Input for this task:
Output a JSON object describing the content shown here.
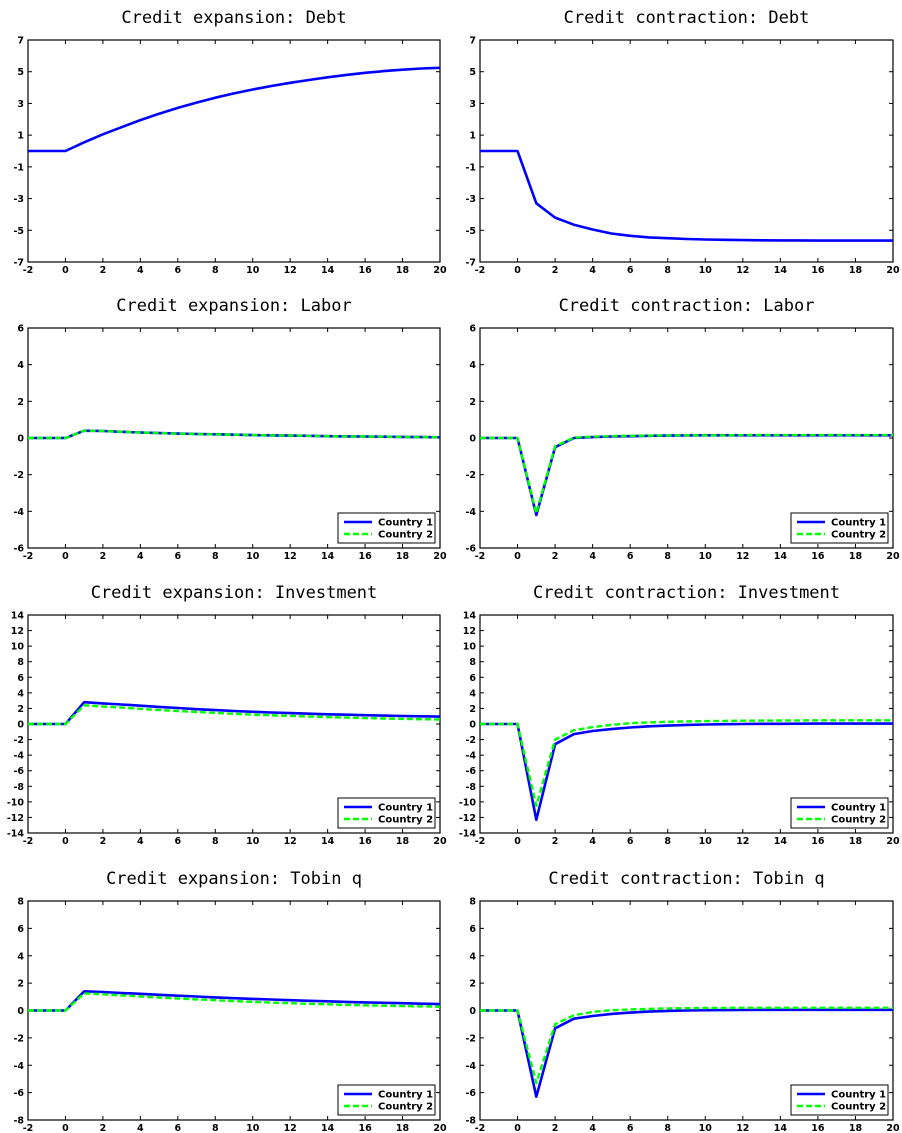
{
  "chart_data": [
    {
      "type": "line",
      "title": "Credit expansion: Debt",
      "x": [
        -2,
        -1,
        0,
        1,
        2,
        3,
        4,
        5,
        6,
        7,
        8,
        9,
        10,
        11,
        12,
        13,
        14,
        15,
        16,
        17,
        18,
        19,
        20
      ],
      "xticks": [
        -2,
        0,
        2,
        4,
        6,
        8,
        10,
        12,
        14,
        16,
        18,
        20
      ],
      "xlim": [
        -2,
        20
      ],
      "ylim": [
        -7,
        7
      ],
      "yticks": [
        -7,
        -5,
        -3,
        -1,
        1,
        3,
        5,
        7
      ],
      "grid": false,
      "legend": null,
      "series": [
        {
          "color": "#0000ff",
          "style": "solid",
          "values": [
            0,
            0,
            0,
            0.55,
            1.05,
            1.5,
            1.95,
            2.35,
            2.72,
            3.05,
            3.36,
            3.63,
            3.88,
            4.1,
            4.3,
            4.48,
            4.65,
            4.8,
            4.93,
            5.04,
            5.13,
            5.2,
            5.25
          ]
        }
      ]
    },
    {
      "type": "line",
      "title": "Credit contraction: Debt",
      "x": [
        -2,
        -1,
        0,
        1,
        2,
        3,
        4,
        5,
        6,
        7,
        8,
        9,
        10,
        11,
        12,
        13,
        14,
        15,
        16,
        17,
        18,
        19,
        20
      ],
      "xticks": [
        -2,
        0,
        2,
        4,
        6,
        8,
        10,
        12,
        14,
        16,
        18,
        20
      ],
      "xlim": [
        -2,
        20
      ],
      "ylim": [
        -7,
        7
      ],
      "yticks": [
        -7,
        -5,
        -3,
        -1,
        1,
        3,
        5,
        7
      ],
      "grid": false,
      "legend": null,
      "series": [
        {
          "color": "#0000ff",
          "style": "solid",
          "values": [
            0,
            0,
            0,
            -3.3,
            -4.2,
            -4.65,
            -4.95,
            -5.2,
            -5.35,
            -5.45,
            -5.5,
            -5.55,
            -5.58,
            -5.6,
            -5.62,
            -5.63,
            -5.64,
            -5.64,
            -5.65,
            -5.65,
            -5.65,
            -5.65,
            -5.65
          ]
        }
      ]
    },
    {
      "type": "line",
      "title": "Credit expansion: Labor",
      "x": [
        -2,
        -1,
        0,
        1,
        2,
        3,
        4,
        5,
        6,
        7,
        8,
        9,
        10,
        11,
        12,
        13,
        14,
        15,
        16,
        17,
        18,
        19,
        20
      ],
      "xticks": [
        -2,
        0,
        2,
        4,
        6,
        8,
        10,
        12,
        14,
        16,
        18,
        20
      ],
      "xlim": [
        -2,
        20
      ],
      "ylim": [
        -6,
        6
      ],
      "yticks": [
        -6,
        -4,
        -2,
        0,
        2,
        4,
        6
      ],
      "grid": false,
      "legend": "bottom-right",
      "series": [
        {
          "name": "Country 1",
          "color": "#0000ff",
          "style": "solid",
          "values": [
            0,
            0,
            0,
            0.4,
            0.38,
            0.34,
            0.3,
            0.27,
            0.24,
            0.22,
            0.2,
            0.18,
            0.16,
            0.14,
            0.13,
            0.12,
            0.1,
            0.09,
            0.08,
            0.07,
            0.06,
            0.05,
            0.04
          ]
        },
        {
          "name": "Country 2",
          "color": "#00ff00",
          "style": "dashed",
          "values": [
            0,
            0,
            0,
            0.4,
            0.38,
            0.34,
            0.3,
            0.27,
            0.24,
            0.22,
            0.2,
            0.18,
            0.16,
            0.14,
            0.13,
            0.12,
            0.1,
            0.09,
            0.08,
            0.07,
            0.06,
            0.05,
            0.04
          ]
        }
      ]
    },
    {
      "type": "line",
      "title": "Credit contraction: Labor",
      "x": [
        -2,
        -1,
        0,
        1,
        2,
        3,
        4,
        5,
        6,
        7,
        8,
        9,
        10,
        11,
        12,
        13,
        14,
        15,
        16,
        17,
        18,
        19,
        20
      ],
      "xticks": [
        -2,
        0,
        2,
        4,
        6,
        8,
        10,
        12,
        14,
        16,
        18,
        20
      ],
      "xlim": [
        -2,
        20
      ],
      "ylim": [
        -6,
        6
      ],
      "yticks": [
        -6,
        -4,
        -2,
        0,
        2,
        4,
        6
      ],
      "grid": false,
      "legend": "bottom-right",
      "series": [
        {
          "name": "Country 1",
          "color": "#0000ff",
          "style": "solid",
          "values": [
            0,
            0,
            0,
            -4.2,
            -0.5,
            0,
            0.05,
            0.08,
            0.1,
            0.12,
            0.13,
            0.14,
            0.15,
            0.15,
            0.15,
            0.15,
            0.15,
            0.15,
            0.15,
            0.15,
            0.15,
            0.15,
            0.15
          ]
        },
        {
          "name": "Country 2",
          "color": "#00ff00",
          "style": "dashed",
          "values": [
            0,
            0,
            0,
            -4.1,
            -0.45,
            0.02,
            0.07,
            0.1,
            0.12,
            0.13,
            0.14,
            0.15,
            0.15,
            0.15,
            0.16,
            0.16,
            0.16,
            0.16,
            0.16,
            0.16,
            0.16,
            0.16,
            0.16
          ]
        }
      ]
    },
    {
      "type": "line",
      "title": "Credit expansion: Investment",
      "x": [
        -2,
        -1,
        0,
        1,
        2,
        3,
        4,
        5,
        6,
        7,
        8,
        9,
        10,
        11,
        12,
        13,
        14,
        15,
        16,
        17,
        18,
        19,
        20
      ],
      "xticks": [
        -2,
        0,
        2,
        4,
        6,
        8,
        10,
        12,
        14,
        16,
        18,
        20
      ],
      "xlim": [
        -2,
        20
      ],
      "ylim": [
        -14,
        14
      ],
      "yticks": [
        -14,
        -12,
        -10,
        -8,
        -6,
        -4,
        -2,
        0,
        2,
        4,
        6,
        8,
        10,
        12,
        14
      ],
      "grid": false,
      "legend": "bottom-right",
      "series": [
        {
          "name": "Country 1",
          "color": "#0000ff",
          "style": "solid",
          "values": [
            0,
            0,
            0,
            2.8,
            2.65,
            2.5,
            2.35,
            2.2,
            2.05,
            1.9,
            1.78,
            1.67,
            1.57,
            1.48,
            1.4,
            1.32,
            1.25,
            1.19,
            1.13,
            1.08,
            1.03,
            0.99,
            0.95
          ]
        },
        {
          "name": "Country 2",
          "color": "#00ff00",
          "style": "dashed",
          "values": [
            0,
            0,
            0,
            2.4,
            2.25,
            2.1,
            1.95,
            1.8,
            1.67,
            1.54,
            1.42,
            1.31,
            1.21,
            1.12,
            1.04,
            0.96,
            0.89,
            0.82,
            0.76,
            0.71,
            0.66,
            0.62,
            0.58
          ]
        }
      ]
    },
    {
      "type": "line",
      "title": "Credit contraction: Investment",
      "x": [
        -2,
        -1,
        0,
        1,
        2,
        3,
        4,
        5,
        6,
        7,
        8,
        9,
        10,
        11,
        12,
        13,
        14,
        15,
        16,
        17,
        18,
        19,
        20
      ],
      "xticks": [
        -2,
        0,
        2,
        4,
        6,
        8,
        10,
        12,
        14,
        16,
        18,
        20
      ],
      "xlim": [
        -2,
        20
      ],
      "ylim": [
        -14,
        14
      ],
      "yticks": [
        -14,
        -12,
        -10,
        -8,
        -6,
        -4,
        -2,
        0,
        2,
        4,
        6,
        8,
        10,
        12,
        14
      ],
      "grid": false,
      "legend": "bottom-right",
      "series": [
        {
          "name": "Country 1",
          "color": "#0000ff",
          "style": "solid",
          "values": [
            0,
            0,
            0,
            -12.3,
            -2.6,
            -1.3,
            -0.9,
            -0.65,
            -0.45,
            -0.3,
            -0.2,
            -0.12,
            -0.07,
            -0.03,
            0,
            0.02,
            0.03,
            0.04,
            0.05,
            0.05,
            0.05,
            0.05,
            0.05
          ]
        },
        {
          "name": "Country 2",
          "color": "#00ff00",
          "style": "dashed",
          "values": [
            0,
            0,
            0,
            -10.5,
            -2,
            -0.8,
            -0.4,
            -0.1,
            0.1,
            0.2,
            0.28,
            0.33,
            0.37,
            0.4,
            0.42,
            0.44,
            0.45,
            0.46,
            0.47,
            0.47,
            0.48,
            0.48,
            0.48
          ]
        }
      ]
    },
    {
      "type": "line",
      "title": "Credit expansion: Tobin q",
      "x": [
        -2,
        -1,
        0,
        1,
        2,
        3,
        4,
        5,
        6,
        7,
        8,
        9,
        10,
        11,
        12,
        13,
        14,
        15,
        16,
        17,
        18,
        19,
        20
      ],
      "xticks": [
        -2,
        0,
        2,
        4,
        6,
        8,
        10,
        12,
        14,
        16,
        18,
        20
      ],
      "xlim": [
        -2,
        20
      ],
      "ylim": [
        -8,
        8
      ],
      "yticks": [
        -8,
        -6,
        -4,
        -2,
        0,
        2,
        4,
        6,
        8
      ],
      "grid": false,
      "legend": "bottom-right",
      "series": [
        {
          "name": "Country 1",
          "color": "#0000ff",
          "style": "solid",
          "values": [
            0,
            0,
            0,
            1.4,
            1.35,
            1.28,
            1.22,
            1.15,
            1.08,
            1.02,
            0.96,
            0.9,
            0.85,
            0.8,
            0.75,
            0.71,
            0.67,
            0.63,
            0.59,
            0.56,
            0.53,
            0.5,
            0.47
          ]
        },
        {
          "name": "Country 2",
          "color": "#00ff00",
          "style": "dashed",
          "values": [
            0,
            0,
            0,
            1.25,
            1.18,
            1.1,
            1.02,
            0.95,
            0.88,
            0.81,
            0.75,
            0.69,
            0.63,
            0.58,
            0.53,
            0.49,
            0.45,
            0.41,
            0.38,
            0.35,
            0.32,
            0.3,
            0.28
          ]
        }
      ]
    },
    {
      "type": "line",
      "title": "Credit contraction: Tobin q",
      "x": [
        -2,
        -1,
        0,
        1,
        2,
        3,
        4,
        5,
        6,
        7,
        8,
        9,
        10,
        11,
        12,
        13,
        14,
        15,
        16,
        17,
        18,
        19,
        20
      ],
      "xticks": [
        -2,
        0,
        2,
        4,
        6,
        8,
        10,
        12,
        14,
        16,
        18,
        20
      ],
      "xlim": [
        -2,
        20
      ],
      "ylim": [
        -8,
        8
      ],
      "yticks": [
        -8,
        -6,
        -4,
        -2,
        0,
        2,
        4,
        6,
        8
      ],
      "grid": false,
      "legend": "bottom-right",
      "series": [
        {
          "name": "Country 1",
          "color": "#0000ff",
          "style": "solid",
          "values": [
            0,
            0,
            0,
            -6.3,
            -1.3,
            -0.6,
            -0.4,
            -0.25,
            -0.15,
            -0.08,
            -0.03,
            0,
            0.02,
            0.03,
            0.04,
            0.05,
            0.05,
            0.05,
            0.05,
            0.05,
            0.05,
            0.05,
            0.05
          ]
        },
        {
          "name": "Country 2",
          "color": "#00ff00",
          "style": "dashed",
          "values": [
            0,
            0,
            0,
            -5.3,
            -1,
            -0.35,
            -0.1,
            0.02,
            0.08,
            0.12,
            0.15,
            0.17,
            0.18,
            0.19,
            0.2,
            0.2,
            0.2,
            0.2,
            0.2,
            0.2,
            0.2,
            0.2,
            0.2
          ]
        }
      ]
    }
  ]
}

Aim of the exercise: Show each line in the entries that holds the string "Tobin".

Answer below:
      "title": "Credit expansion: Tobin q",
      "title": "Credit contraction: Tobin q",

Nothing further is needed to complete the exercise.